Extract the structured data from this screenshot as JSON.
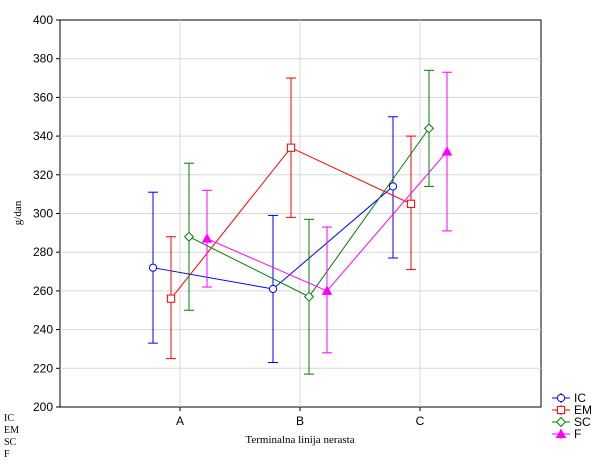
{
  "chart_data": {
    "type": "line",
    "xlabel": "Terminalna linija nerasta",
    "ylabel": "g/dan",
    "categories": [
      "A",
      "B",
      "C"
    ],
    "ylim": [
      200,
      400
    ],
    "yticks": [
      200,
      220,
      240,
      260,
      280,
      300,
      320,
      340,
      360,
      380,
      400
    ],
    "grid": true,
    "legend_position": "bottom-right",
    "series": [
      {
        "name": "IC",
        "color": "#0000ff",
        "marker": "circle",
        "values": [
          272,
          261,
          314
        ],
        "lower": [
          233,
          223,
          277
        ],
        "upper": [
          311,
          299,
          350
        ]
      },
      {
        "name": "EM",
        "color": "#ff0000",
        "marker": "square",
        "values": [
          256,
          334,
          305
        ],
        "lower": [
          225,
          298,
          271
        ],
        "upper": [
          288,
          370,
          340
        ]
      },
      {
        "name": "SC",
        "color": "#008000",
        "marker": "diamond",
        "values": [
          288,
          257,
          344
        ],
        "lower": [
          250,
          217,
          314
        ],
        "upper": [
          326,
          297,
          374
        ]
      },
      {
        "name": "F",
        "color": "#ff00ff",
        "marker": "triangle",
        "values": [
          287,
          260,
          332
        ],
        "lower": [
          262,
          228,
          291
        ],
        "upper": [
          312,
          293,
          373
        ]
      }
    ],
    "side_labels": [
      "IC",
      "EM",
      "SC",
      "F"
    ]
  }
}
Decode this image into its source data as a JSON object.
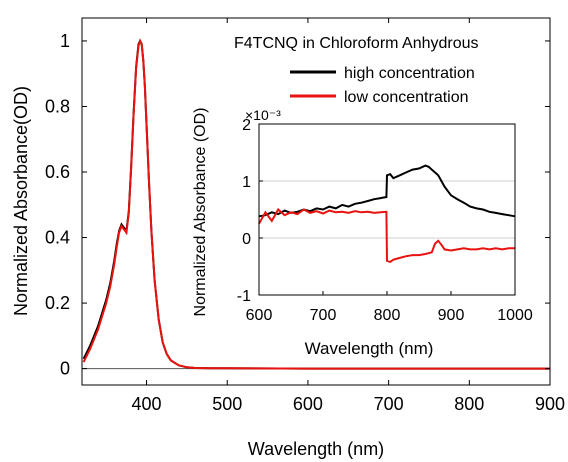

--------

- Task description:
Give the number of lines where the string "this" occurs, without any further text.

- Completed task:
2